> **Exercise data**:
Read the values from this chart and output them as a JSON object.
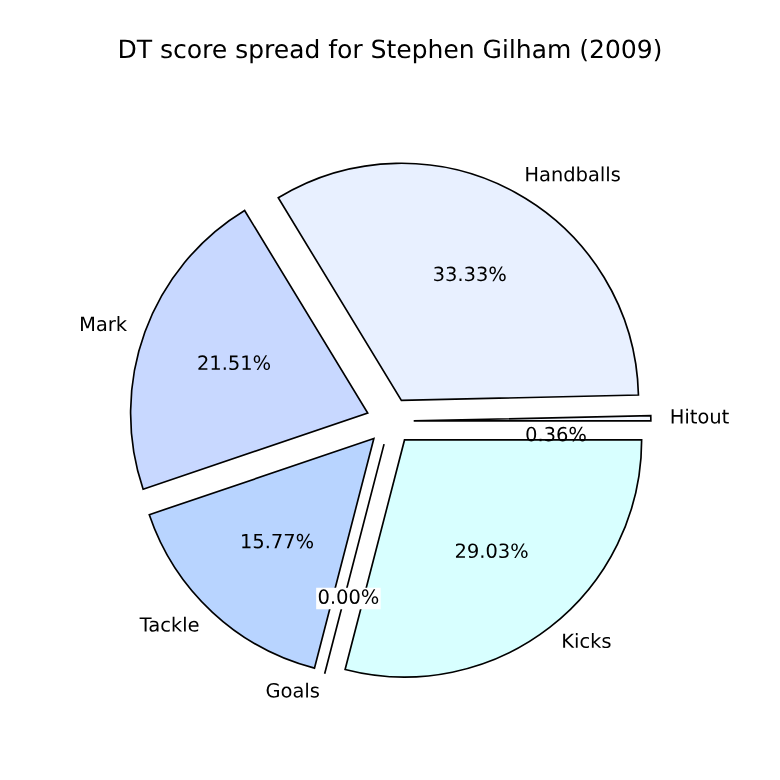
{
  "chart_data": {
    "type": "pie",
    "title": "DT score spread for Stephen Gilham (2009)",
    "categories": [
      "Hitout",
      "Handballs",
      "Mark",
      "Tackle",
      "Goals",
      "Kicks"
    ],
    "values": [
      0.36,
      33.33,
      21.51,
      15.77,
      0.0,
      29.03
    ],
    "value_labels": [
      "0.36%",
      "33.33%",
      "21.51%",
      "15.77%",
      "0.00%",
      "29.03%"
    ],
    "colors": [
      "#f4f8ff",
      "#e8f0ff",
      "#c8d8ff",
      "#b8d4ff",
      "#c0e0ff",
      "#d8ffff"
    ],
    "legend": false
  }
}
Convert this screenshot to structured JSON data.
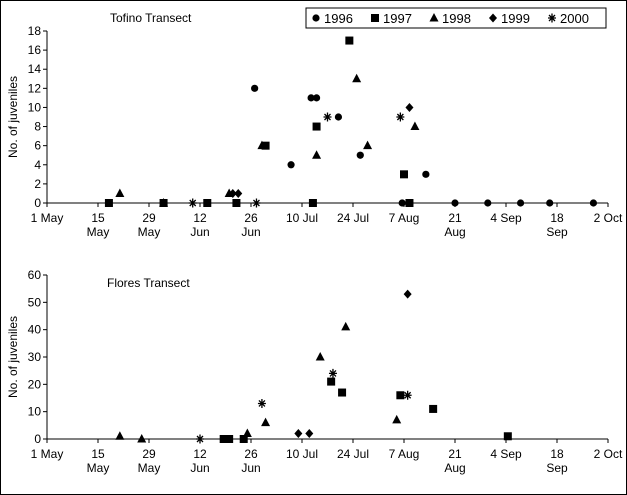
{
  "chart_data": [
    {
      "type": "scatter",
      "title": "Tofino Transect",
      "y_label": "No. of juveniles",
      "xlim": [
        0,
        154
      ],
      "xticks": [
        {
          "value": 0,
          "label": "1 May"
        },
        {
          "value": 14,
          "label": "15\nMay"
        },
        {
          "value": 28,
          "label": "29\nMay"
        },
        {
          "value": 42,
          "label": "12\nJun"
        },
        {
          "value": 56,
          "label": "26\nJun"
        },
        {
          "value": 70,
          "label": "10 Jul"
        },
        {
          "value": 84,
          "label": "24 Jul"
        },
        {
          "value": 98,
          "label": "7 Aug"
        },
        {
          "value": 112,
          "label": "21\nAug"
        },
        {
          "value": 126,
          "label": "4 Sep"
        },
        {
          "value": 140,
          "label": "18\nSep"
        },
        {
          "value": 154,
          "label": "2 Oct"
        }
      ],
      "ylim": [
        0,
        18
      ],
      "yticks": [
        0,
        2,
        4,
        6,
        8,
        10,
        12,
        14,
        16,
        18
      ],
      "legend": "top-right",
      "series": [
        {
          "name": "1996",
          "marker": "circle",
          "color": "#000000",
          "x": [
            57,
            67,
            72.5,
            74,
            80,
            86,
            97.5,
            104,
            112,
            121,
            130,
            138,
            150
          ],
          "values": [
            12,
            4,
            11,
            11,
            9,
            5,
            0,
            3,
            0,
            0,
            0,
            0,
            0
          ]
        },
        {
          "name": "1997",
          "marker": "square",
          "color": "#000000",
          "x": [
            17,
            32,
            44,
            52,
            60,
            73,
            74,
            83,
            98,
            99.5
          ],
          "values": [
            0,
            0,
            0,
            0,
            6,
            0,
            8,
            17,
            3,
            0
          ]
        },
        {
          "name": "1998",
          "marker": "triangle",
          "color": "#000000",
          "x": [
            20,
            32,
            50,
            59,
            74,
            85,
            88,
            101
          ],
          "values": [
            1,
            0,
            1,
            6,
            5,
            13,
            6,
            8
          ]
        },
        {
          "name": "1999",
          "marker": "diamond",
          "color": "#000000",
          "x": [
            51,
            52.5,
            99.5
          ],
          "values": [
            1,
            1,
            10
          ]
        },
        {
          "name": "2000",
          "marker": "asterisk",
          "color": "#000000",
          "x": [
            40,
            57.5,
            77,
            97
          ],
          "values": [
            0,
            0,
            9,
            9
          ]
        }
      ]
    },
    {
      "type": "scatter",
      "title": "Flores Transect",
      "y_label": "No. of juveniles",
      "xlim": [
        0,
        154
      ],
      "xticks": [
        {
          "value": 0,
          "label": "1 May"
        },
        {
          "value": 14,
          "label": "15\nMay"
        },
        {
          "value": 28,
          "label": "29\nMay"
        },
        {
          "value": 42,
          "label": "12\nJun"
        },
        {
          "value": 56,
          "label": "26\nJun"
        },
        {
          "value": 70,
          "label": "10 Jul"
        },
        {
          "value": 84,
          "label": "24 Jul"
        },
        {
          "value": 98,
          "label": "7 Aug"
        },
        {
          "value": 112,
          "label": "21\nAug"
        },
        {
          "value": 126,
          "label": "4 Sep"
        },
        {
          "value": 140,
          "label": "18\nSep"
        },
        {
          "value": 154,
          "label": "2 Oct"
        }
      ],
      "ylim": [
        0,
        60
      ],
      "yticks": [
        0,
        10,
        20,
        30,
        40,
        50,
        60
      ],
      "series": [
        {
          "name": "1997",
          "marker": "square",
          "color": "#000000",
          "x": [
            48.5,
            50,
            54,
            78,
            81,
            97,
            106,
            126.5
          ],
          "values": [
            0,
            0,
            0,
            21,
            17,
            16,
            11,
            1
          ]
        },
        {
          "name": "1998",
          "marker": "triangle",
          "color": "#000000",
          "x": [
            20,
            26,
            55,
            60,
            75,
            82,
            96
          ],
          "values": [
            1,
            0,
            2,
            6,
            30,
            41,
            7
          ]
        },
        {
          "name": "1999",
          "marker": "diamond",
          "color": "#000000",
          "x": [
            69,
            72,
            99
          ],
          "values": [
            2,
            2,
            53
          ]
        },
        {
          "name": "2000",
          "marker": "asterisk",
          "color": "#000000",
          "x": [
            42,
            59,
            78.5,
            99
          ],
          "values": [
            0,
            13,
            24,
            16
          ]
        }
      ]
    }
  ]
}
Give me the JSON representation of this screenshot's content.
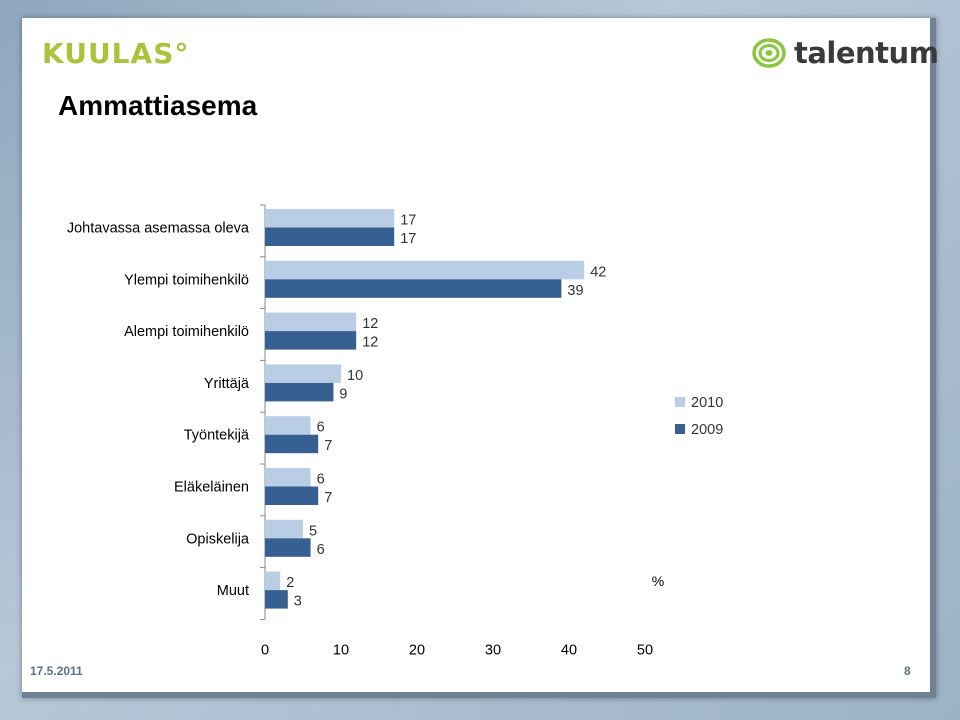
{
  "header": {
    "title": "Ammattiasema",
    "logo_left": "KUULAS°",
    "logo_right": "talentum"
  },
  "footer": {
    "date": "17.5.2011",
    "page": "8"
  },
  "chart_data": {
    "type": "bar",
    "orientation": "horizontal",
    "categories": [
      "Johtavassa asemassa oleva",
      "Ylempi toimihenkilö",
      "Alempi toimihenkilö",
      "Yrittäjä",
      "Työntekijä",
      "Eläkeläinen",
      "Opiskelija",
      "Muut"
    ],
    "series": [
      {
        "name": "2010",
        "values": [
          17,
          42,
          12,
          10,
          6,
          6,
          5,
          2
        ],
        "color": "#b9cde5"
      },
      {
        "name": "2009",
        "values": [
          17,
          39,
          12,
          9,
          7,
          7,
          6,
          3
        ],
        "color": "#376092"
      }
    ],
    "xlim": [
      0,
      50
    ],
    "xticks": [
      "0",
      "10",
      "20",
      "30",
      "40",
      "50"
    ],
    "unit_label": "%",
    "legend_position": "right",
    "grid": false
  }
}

> **Task brief**: Reproduce the material above verbatim; omit every picture.

> **Task output**:
Read the values from this chart and output them as a JSON object.
{
  "chart_data": {
    "type": "pie",
    "title": "DT score spread for Stephen Gilham (2009)",
    "categories": [
      "Hitout",
      "Handballs",
      "Mark",
      "Tackle",
      "Goals",
      "Kicks"
    ],
    "values": [
      0.36,
      33.33,
      21.51,
      15.77,
      0.0,
      29.03
    ],
    "value_labels": [
      "0.36%",
      "33.33%",
      "21.51%",
      "15.77%",
      "0.00%",
      "29.03%"
    ],
    "colors": [
      "#f4f8ff",
      "#e8f0ff",
      "#c8d8ff",
      "#b8d4ff",
      "#c0e0ff",
      "#d8ffff"
    ],
    "legend": false
  }
}
Convert this screenshot to structured JSON data.
{
  "chart_data": [
    {
      "type": "scatter",
      "title": "Tofino Transect",
      "y_label": "No. of juveniles",
      "xlim": [
        0,
        154
      ],
      "xticks": [
        {
          "value": 0,
          "label": "1 May"
        },
        {
          "value": 14,
          "label": "15\nMay"
        },
        {
          "value": 28,
          "label": "29\nMay"
        },
        {
          "value": 42,
          "label": "12\nJun"
        },
        {
          "value": 56,
          "label": "26\nJun"
        },
        {
          "value": 70,
          "label": "10 Jul"
        },
        {
          "value": 84,
          "label": "24 Jul"
        },
        {
          "value": 98,
          "label": "7 Aug"
        },
        {
          "value": 112,
          "label": "21\nAug"
        },
        {
          "value": 126,
          "label": "4 Sep"
        },
        {
          "value": 140,
          "label": "18\nSep"
        },
        {
          "value": 154,
          "label": "2 Oct"
        }
      ],
      "ylim": [
        0,
        18
      ],
      "yticks": [
        0,
        2,
        4,
        6,
        8,
        10,
        12,
        14,
        16,
        18
      ],
      "legend": "top-right",
      "series": [
        {
          "name": "1996",
          "marker": "circle",
          "color": "#000000",
          "x": [
            57,
            67,
            72.5,
            74,
            80,
            86,
            97.5,
            104,
            112,
            121,
            130,
            138,
            150
          ],
          "values": [
            12,
            4,
            11,
            11,
            9,
            5,
            0,
            3,
            0,
            0,
            0,
            0,
            0
          ]
        },
        {
          "name": "1997",
          "marker": "square",
          "color": "#000000",
          "x": [
            17,
            32,
            44,
            52,
            60,
            73,
            74,
            83,
            98,
            99.5
          ],
          "values": [
            0,
            0,
            0,
            0,
            6,
            0,
            8,
            17,
            3,
            0
          ]
        },
        {
          "name": "1998",
          "marker": "triangle",
          "color": "#000000",
          "x": [
            20,
            32,
            50,
            59,
            74,
            85,
            88,
            101
          ],
          "values": [
            1,
            0,
            1,
            6,
            5,
            13,
            6,
            8
          ]
        },
        {
          "name": "1999",
          "marker": "diamond",
          "color": "#000000",
          "x": [
            51,
            52.5,
            99.5
          ],
          "values": [
            1,
            1,
            10
          ]
        },
        {
          "name": "2000",
          "marker": "asterisk",
          "color": "#000000",
          "x": [
            40,
            57.5,
            77,
            97
          ],
          "values": [
            0,
            0,
            9,
            9
          ]
        }
      ]
    },
    {
      "type": "scatter",
      "title": "Flores Transect",
      "y_label": "No. of juveniles",
      "xlim": [
        0,
        154
      ],
      "xticks": [
        {
          "value": 0,
          "label": "1 May"
        },
        {
          "value": 14,
          "label": "15\nMay"
        },
        {
          "value": 28,
          "label": "29\nMay"
        },
        {
          "value": 42,
          "label": "12\nJun"
        },
        {
          "value": 56,
          "label": "26\nJun"
        },
        {
          "value": 70,
          "label": "10 Jul"
        },
        {
          "value": 84,
          "label": "24 Jul"
        },
        {
          "value": 98,
          "label": "7 Aug"
        },
        {
          "value": 112,
          "label": "21\nAug"
        },
        {
          "value": 126,
          "label": "4 Sep"
        },
        {
          "value": 140,
          "label": "18\nSep"
        },
        {
          "value": 154,
          "label": "2 Oct"
        }
      ],
      "ylim": [
        0,
        60
      ],
      "yticks": [
        0,
        10,
        20,
        30,
        40,
        50,
        60
      ],
      "series": [
        {
          "name": "1997",
          "marker": "square",
          "color": "#000000",
          "x": [
            48.5,
            50,
            54,
            78,
            81,
            97,
            106,
            126.5
          ],
          "values": [
            0,
            0,
            0,
            21,
            17,
            16,
            11,
            1
          ]
        },
        {
          "name": "1998",
          "marker": "triangle",
          "color": "#000000",
          "x": [
            20,
            26,
            55,
            60,
            75,
            82,
            96
          ],
          "values": [
            1,
            0,
            2,
            6,
            30,
            41,
            7
          ]
        },
        {
          "name": "1999",
          "marker": "diamond",
          "color": "#000000",
          "x": [
            69,
            72,
            99
          ],
          "values": [
            2,
            2,
            53
          ]
        },
        {
          "name": "2000",
          "marker": "asterisk",
          "color": "#000000",
          "x": [
            42,
            59,
            78.5,
            99
          ],
          "values": [
            0,
            13,
            24,
            16
          ]
        }
      ]
    }
  ]
}
Give me the JSON representation of this screenshot's content.
{
  "header": {
    "title": "Ammattiasema",
    "logo_left": "KUULAS°",
    "logo_right": "talentum"
  },
  "footer": {
    "date": "17.5.2011",
    "page": "8"
  },
  "chart_data": {
    "type": "bar",
    "orientation": "horizontal",
    "categories": [
      "Johtavassa asemassa oleva",
      "Ylempi toimihenkilö",
      "Alempi toimihenkilö",
      "Yrittäjä",
      "Työntekijä",
      "Eläkeläinen",
      "Opiskelija",
      "Muut"
    ],
    "series": [
      {
        "name": "2010",
        "values": [
          17,
          42,
          12,
          10,
          6,
          6,
          5,
          2
        ],
        "color": "#b9cde5"
      },
      {
        "name": "2009",
        "values": [
          17,
          39,
          12,
          9,
          7,
          7,
          6,
          3
        ],
        "color": "#376092"
      }
    ],
    "xlim": [
      0,
      50
    ],
    "xticks": [
      "0",
      "10",
      "20",
      "30",
      "40",
      "50"
    ],
    "unit_label": "%",
    "legend_position": "right",
    "grid": false
  }
}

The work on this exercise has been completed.